Segment Start: Extracted information
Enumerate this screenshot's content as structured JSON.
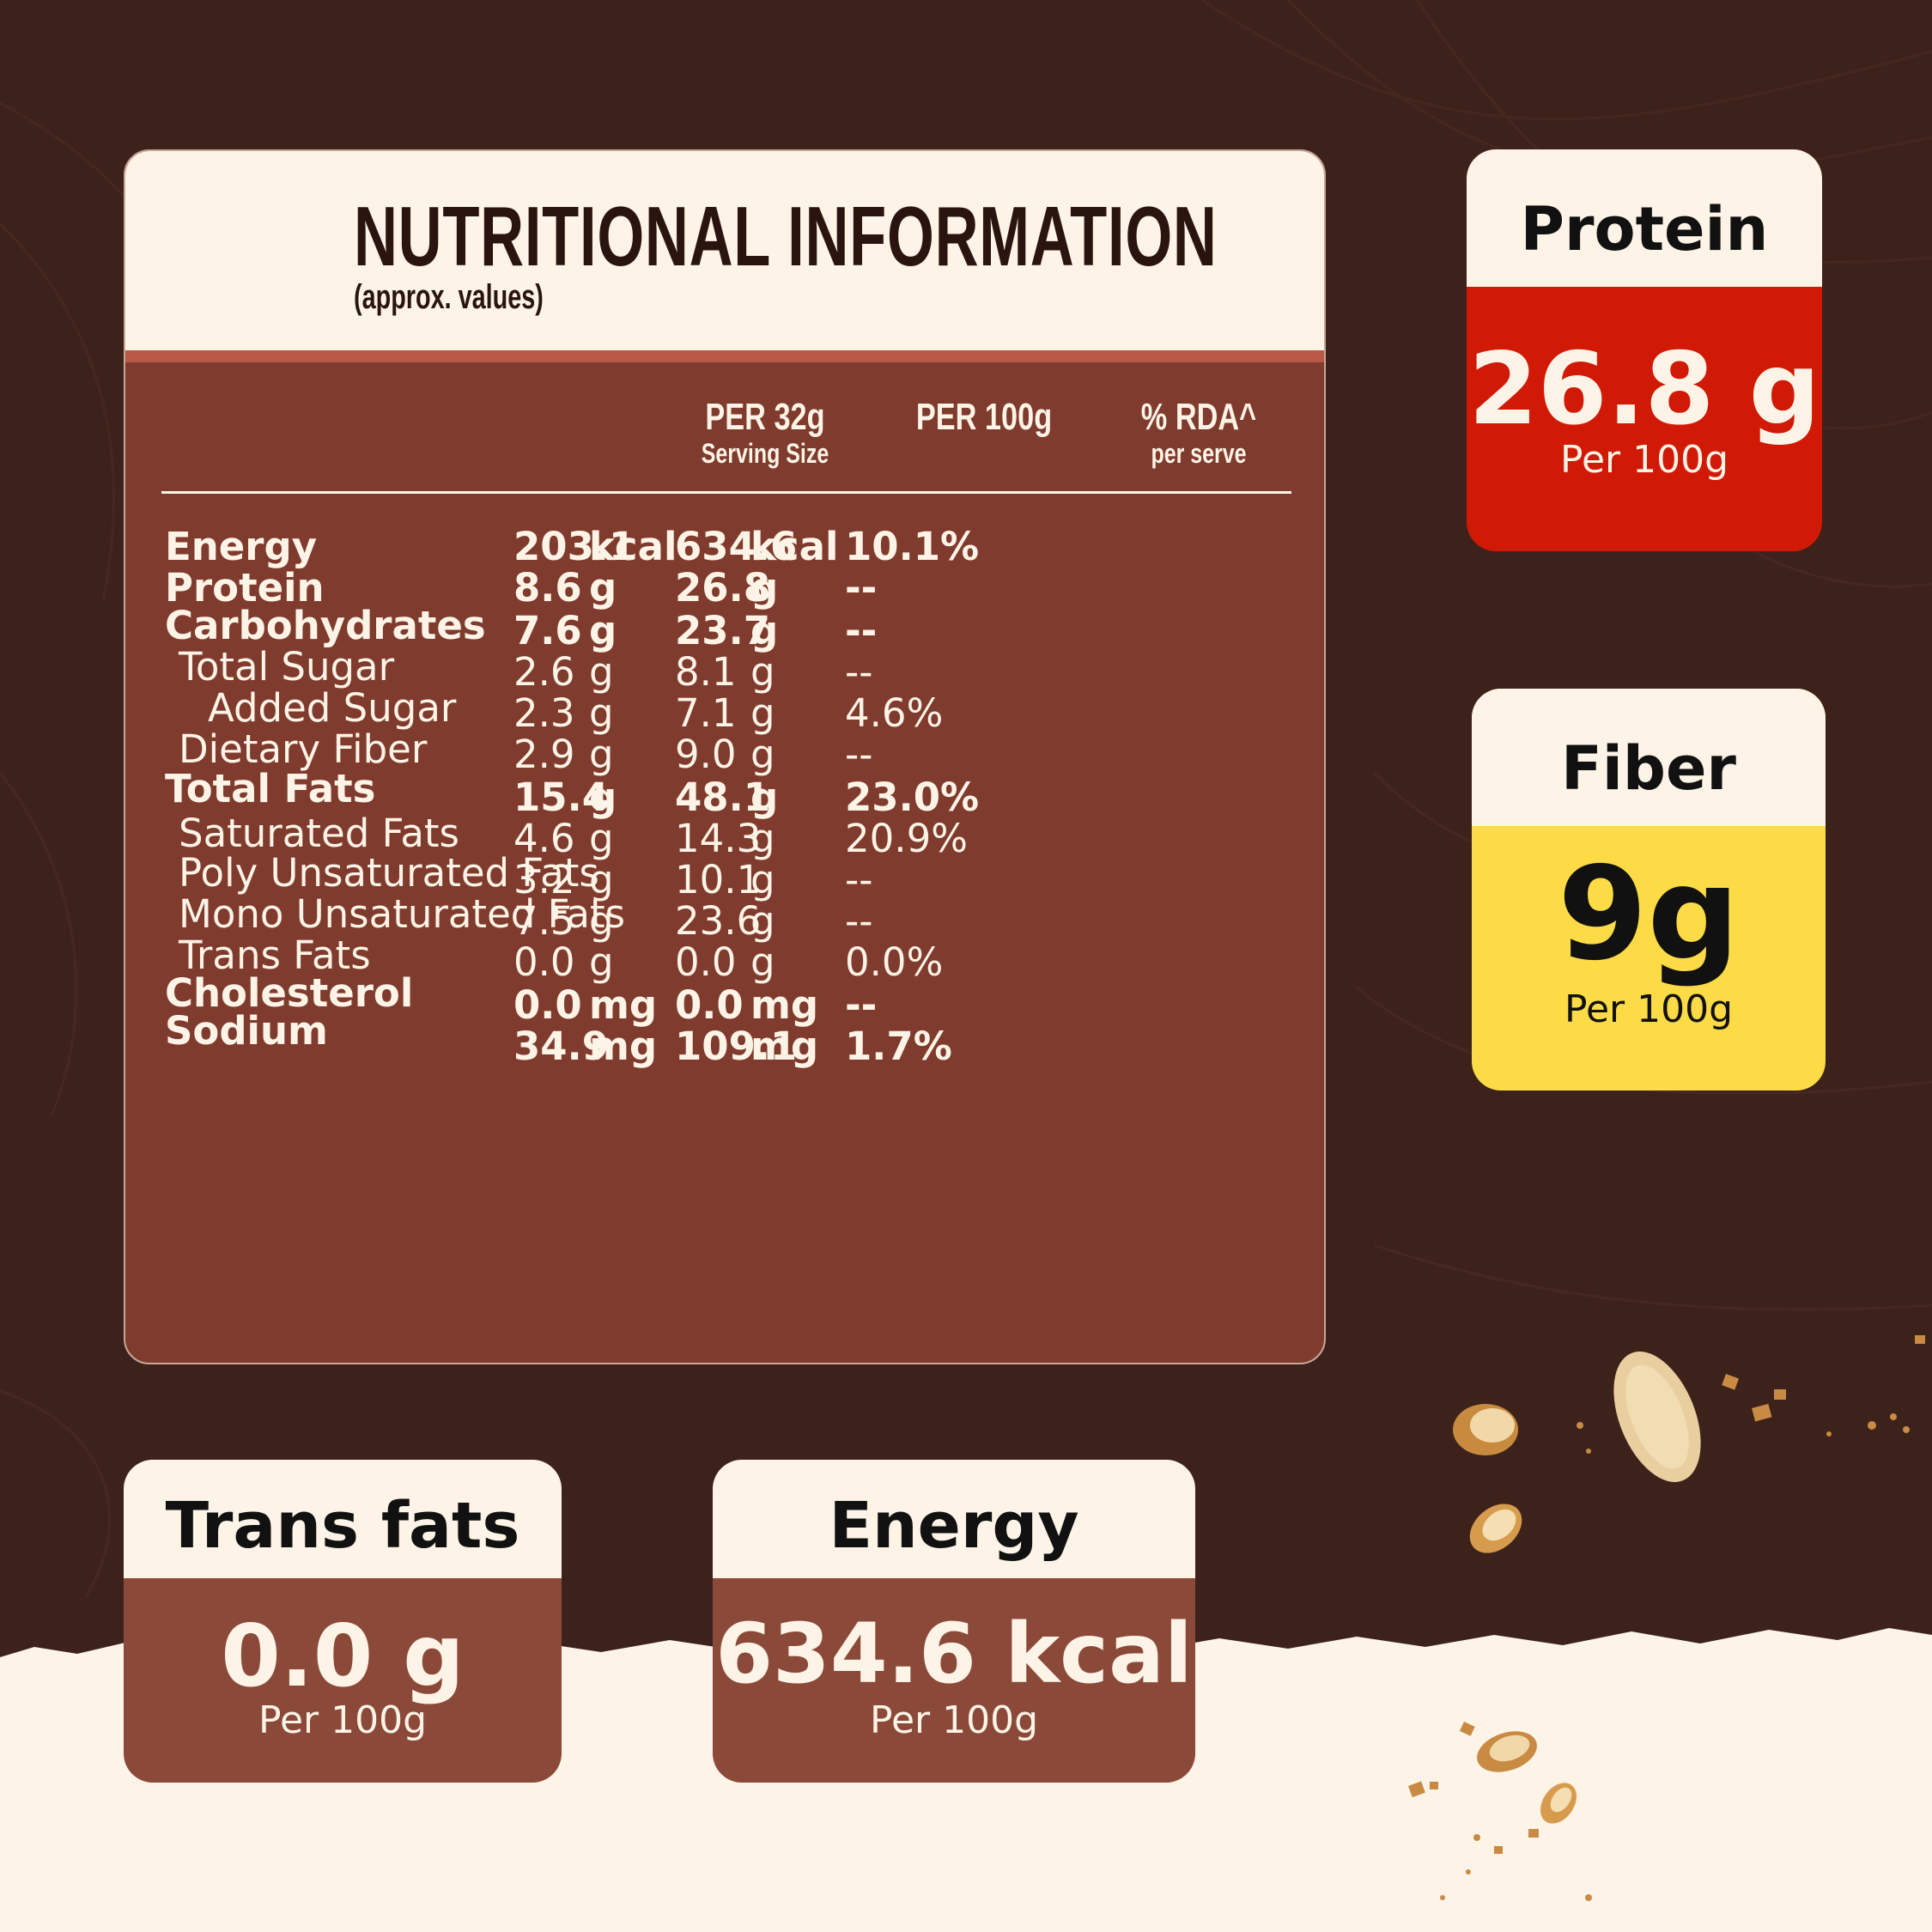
{
  "colors": {
    "background": "#3d221c",
    "panel": "#7f3b2d",
    "cream": "#fdf3e6",
    "protein_red": "#d11a05",
    "fiber_yellow": "#fcdb46",
    "brown_card": "#8b4a39"
  },
  "panel": {
    "title": "NUTRITIONAL INFORMATION",
    "subtitle": "(approx. values)",
    "columns": {
      "per_serving": "PER 32g",
      "per_serving_note": "Serving Size",
      "per_100g": "PER 100g",
      "rda": "% RDA^",
      "rda_note": "per serve"
    },
    "rows": [
      {
        "name": "Energy",
        "s_val": "203.1",
        "s_unit": "kcal",
        "h_val": "634.6",
        "h_unit": "kcal",
        "rda": "10.1%"
      },
      {
        "name": "Protein",
        "s_val": "8.6",
        "s_unit": "g",
        "h_val": "26.8",
        "h_unit": "g",
        "rda": "--"
      },
      {
        "name": "Carbohydrates",
        "s_val": "7.6",
        "s_unit": "g",
        "h_val": "23.7",
        "h_unit": "g",
        "rda": "--"
      },
      {
        "name": "Total Sugar",
        "s_val": "2.6",
        "s_unit": "g",
        "h_val": "8.1",
        "h_unit": "g",
        "rda": "--"
      },
      {
        "name": "Added Sugar",
        "s_val": "2.3",
        "s_unit": "g",
        "h_val": "7.1",
        "h_unit": "g",
        "rda": "4.6%"
      },
      {
        "name": "Dietary Fiber",
        "s_val": "2.9",
        "s_unit": "g",
        "h_val": "9.0",
        "h_unit": "g",
        "rda": "--"
      },
      {
        "name": "Total Fats",
        "s_val": "15.4",
        "s_unit": "g",
        "h_val": "48.1",
        "h_unit": "g",
        "rda": "23.0%"
      },
      {
        "name": "Saturated Fats",
        "s_val": "4.6",
        "s_unit": "g",
        "h_val": "14.3",
        "h_unit": "g",
        "rda": "20.9%"
      },
      {
        "name": "Poly Unsaturated Fats",
        "s_val": "3.2",
        "s_unit": "g",
        "h_val": "10.1",
        "h_unit": "g",
        "rda": "--"
      },
      {
        "name": "Mono Unsaturated Fats",
        "s_val": "7.5",
        "s_unit": "g",
        "h_val": "23.6",
        "h_unit": "g",
        "rda": "--"
      },
      {
        "name": "Trans Fats",
        "s_val": "0.0",
        "s_unit": "g",
        "h_val": "0.0",
        "h_unit": "g",
        "rda": "0.0%"
      },
      {
        "name": "Cholesterol",
        "s_val": "0.0",
        "s_unit": "mg",
        "h_val": "0.0",
        "h_unit": "mg",
        "rda": "--"
      },
      {
        "name": "Sodium",
        "s_val": "34.9",
        "s_unit": "mg",
        "h_val": "109.1",
        "h_unit": "mg",
        "rda": "1.7%"
      }
    ]
  },
  "cards": {
    "protein": {
      "label": "Protein",
      "value": "26.8 g",
      "sub": "Per 100g"
    },
    "fiber": {
      "label": "Fiber",
      "value": "9g",
      "sub": "Per 100g"
    },
    "trans_fats": {
      "label": "Trans fats",
      "value": "0.0 g",
      "sub": "Per 100g"
    },
    "energy": {
      "label": "Energy",
      "value": "634.6 kcal",
      "sub": "Per 100g"
    }
  }
}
Segment End: Extracted information
* _Aim of the task_
Each line above that contains "label" must be copied out.

* _Exercise solution_
      "label": "Protein",
      "label": "Fiber",
      "label": "Trans fats",
      "label": "Energy",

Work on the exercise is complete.